■ What the task requires
Transcribe the data in full and exactly, omitting any pictures.
•••
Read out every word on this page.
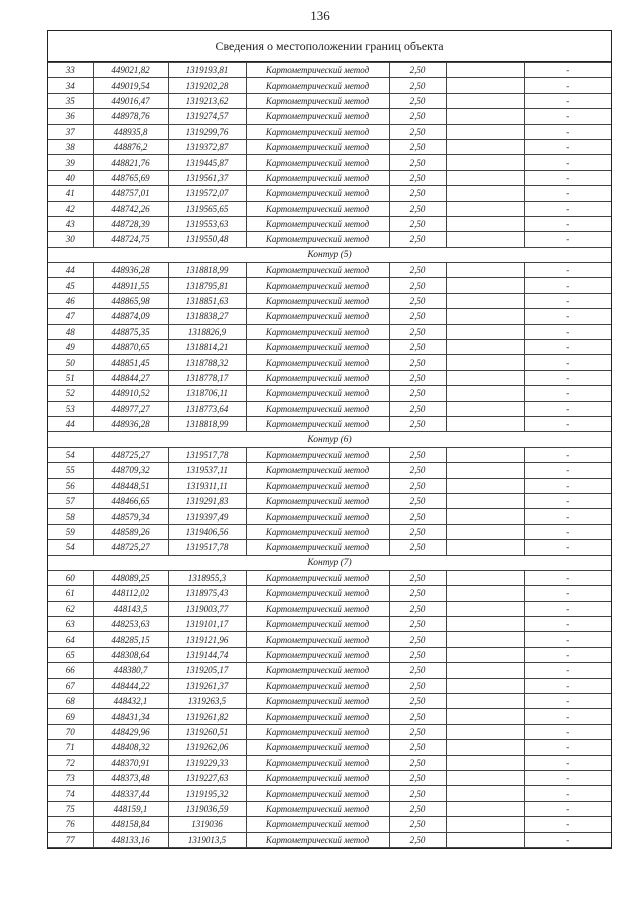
136
Сведения о местоположении границ объекта
33	449021,82	1319193,81	Картометрический метод	2,50		-
34	449019,54	1319202,28	Картометрический метод	2,50		-
35	449016,47	1319213,62	Картометрический метод	2,50		-
36	448978,76	1319274,57	Картометрический метод	2,50		-
37	448935,8	1319299,76	Картометрический метод	2,50		-
38	448876,2	1319372,87	Картометрический метод	2,50		-
39	448821,76	1319445,87	Картометрический метод	2,50		-
40	448765,69	1319561,37	Картометрический метод	2,50		-
41	448757,01	1319572,07	Картометрический метод	2,50		-
42	448742,26	1319565,65	Картометрический метод	2,50		-
43	448728,39	1319553,63	Картометрический метод	2,50		-
30	448724,75	1319550,48	Картометрический метод	2,50		-
Контур (5)						
44	448936,28	1318818,99	Картометрический метод	2,50		-
45	448911,55	1318795,81	Картометрический метод	2,50		-
46	448865,98	1318851,63	Картометрический метод	2,50		-
47	448874,09	1318838,27	Картометрический метод	2,50		-
48	448875,35	1318826,9	Картометрический метод	2,50		-
49	448870,65	1318814,21	Картометрический метод	2,50		-
50	448851,45	1318788,32	Картометрический метод	2,50		-
51	448844,27	1318778,17	Картометрический метод	2,50		-
52	448910,52	1318706,11	Картометрический метод	2,50		-
53	448977,27	1318773,64	Картометрический метод	2,50		-
44	448936,28	1318818,99	Картометрический метод	2,50		-
Контур (6)						
54	448725,27	1319517,78	Картометрический метод	2,50		-
55	448709,32	1319537,11	Картометрический метод	2,50		-
56	448448,51	1319311,11	Картометрический метод	2,50		-
57	448466,65	1319291,83	Картометрический метод	2,50		-
58	448579,34	1319397,49	Картометрический метод	2,50		-
59	448589,26	1319406,56	Картометрический метод	2,50		-
54	448725,27	1319517,78	Картометрический метод	2,50		-
Контур (7)						
60	448089,25	1318955,3	Картометрический метод	2,50		-
61	448112,02	1318975,43	Картометрический метод	2,50		-
62	448143,5	1319003,77	Картометрический метод	2,50		-
63	448253,63	1319101,17	Картометрический метод	2,50		-
64	448285,15	1319121,96	Картометрический метод	2,50		-
65	448308,64	1319144,74	Картометрический метод	2,50		-
66	448380,7	1319205,17	Картометрический метод	2,50		-
67	448444,22	1319261,37	Картометрический метод	2,50		-
68	448432,1	1319263,5	Картометрический метод	2,50		-
69	448431,34	1319261,82	Картометрический метод	2,50		-
70	448429,96	1319260,51	Картометрический метод	2,50		-
71	448408,32	1319262,06	Картометрический метод	2,50		-
72	448370,91	1319229,33	Картометрический метод	2,50		-
73	448373,48	1319227,63	Картометрический метод	2,50		-
74	448337,44	1319195,32	Картометрический метод	2,50		-
75	448159,1	1319036,59	Картометрический метод	2,50		-
76	448158,84	1319036	Картометрический метод	2,50		-
77	448133,16	1319013,5	Картометрический метод	2,50		-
•••
■ Response for this exercise
Read out every word on this page.
136
Сведения о местоположении границ объекта
33	449021,82	1319193,81	Картометрический метод	2,50		-
34	449019,54	1319202,28	Картометрический метод	2,50		-
35	449016,47	1319213,62	Картометрический метод	2,50		-
36	448978,76	1319274,57	Картометрический метод	2,50		-
37	448935,8	1319299,76	Картометрический метод	2,50		-
38	448876,2	1319372,87	Картометрический метод	2,50		-
39	448821,76	1319445,87	Картометрический метод	2,50		-
40	448765,69	1319561,37	Картометрический метод	2,50		-
41	448757,01	1319572,07	Картометрический метод	2,50		-
42	448742,26	1319565,65	Картометрический метод	2,50		-
43	448728,39	1319553,63	Картометрический метод	2,50		-
30	448724,75	1319550,48	Картометрический метод	2,50		-
Контур (5)						
44	448936,28	1318818,99	Картометрический метод	2,50		-
45	448911,55	1318795,81	Картометрический метод	2,50		-
46	448865,98	1318851,63	Картометрический метод	2,50		-
47	448874,09	1318838,27	Картометрический метод	2,50		-
48	448875,35	1318826,9	Картометрический метод	2,50		-
49	448870,65	1318814,21	Картометрический метод	2,50		-
50	448851,45	1318788,32	Картометрический метод	2,50		-
51	448844,27	1318778,17	Картометрический метод	2,50		-
52	448910,52	1318706,11	Картометрический метод	2,50		-
53	448977,27	1318773,64	Картометрический метод	2,50		-
44	448936,28	1318818,99	Картометрический метод	2,50		-
Контур (6)						
54	448725,27	1319517,78	Картометрический метод	2,50		-
55	448709,32	1319537,11	Картометрический метод	2,50		-
56	448448,51	1319311,11	Картометрический метод	2,50		-
57	448466,65	1319291,83	Картометрический метод	2,50		-
58	448579,34	1319397,49	Картометрический метод	2,50		-
59	448589,26	1319406,56	Картометрический метод	2,50		-
54	448725,27	1319517,78	Картометрический метод	2,50		-
Контур (7)						
60	448089,25	1318955,3	Картометрический метод	2,50		-
61	448112,02	1318975,43	Картометрический метод	2,50		-
62	448143,5	1319003,77	Картометрический метод	2,50		-
63	448253,63	1319101,17	Картометрический метод	2,50		-
64	448285,15	1319121,96	Картометрический метод	2,50		-
65	448308,64	1319144,74	Картометрический метод	2,50		-
66	448380,7	1319205,17	Картометрический метод	2,50		-
67	448444,22	1319261,37	Картометрический метод	2,50		-
68	448432,1	1319263,5	Картометрический метод	2,50		-
69	448431,34	1319261,82	Картометрический метод	2,50		-
70	448429,96	1319260,51	Картометрический метод	2,50		-
71	448408,32	1319262,06	Картометрический метод	2,50		-
72	448370,91	1319229,33	Картометрический метод	2,50		-
73	448373,48	1319227,63	Картометрический метод	2,50		-
74	448337,44	1319195,32	Картометрический метод	2,50		-
75	448159,1	1319036,59	Картометрический метод	2,50		-
76	448158,84	1319036	Картометрический метод	2,50		-
77	448133,16	1319013,5	Картометрический метод	2,50		-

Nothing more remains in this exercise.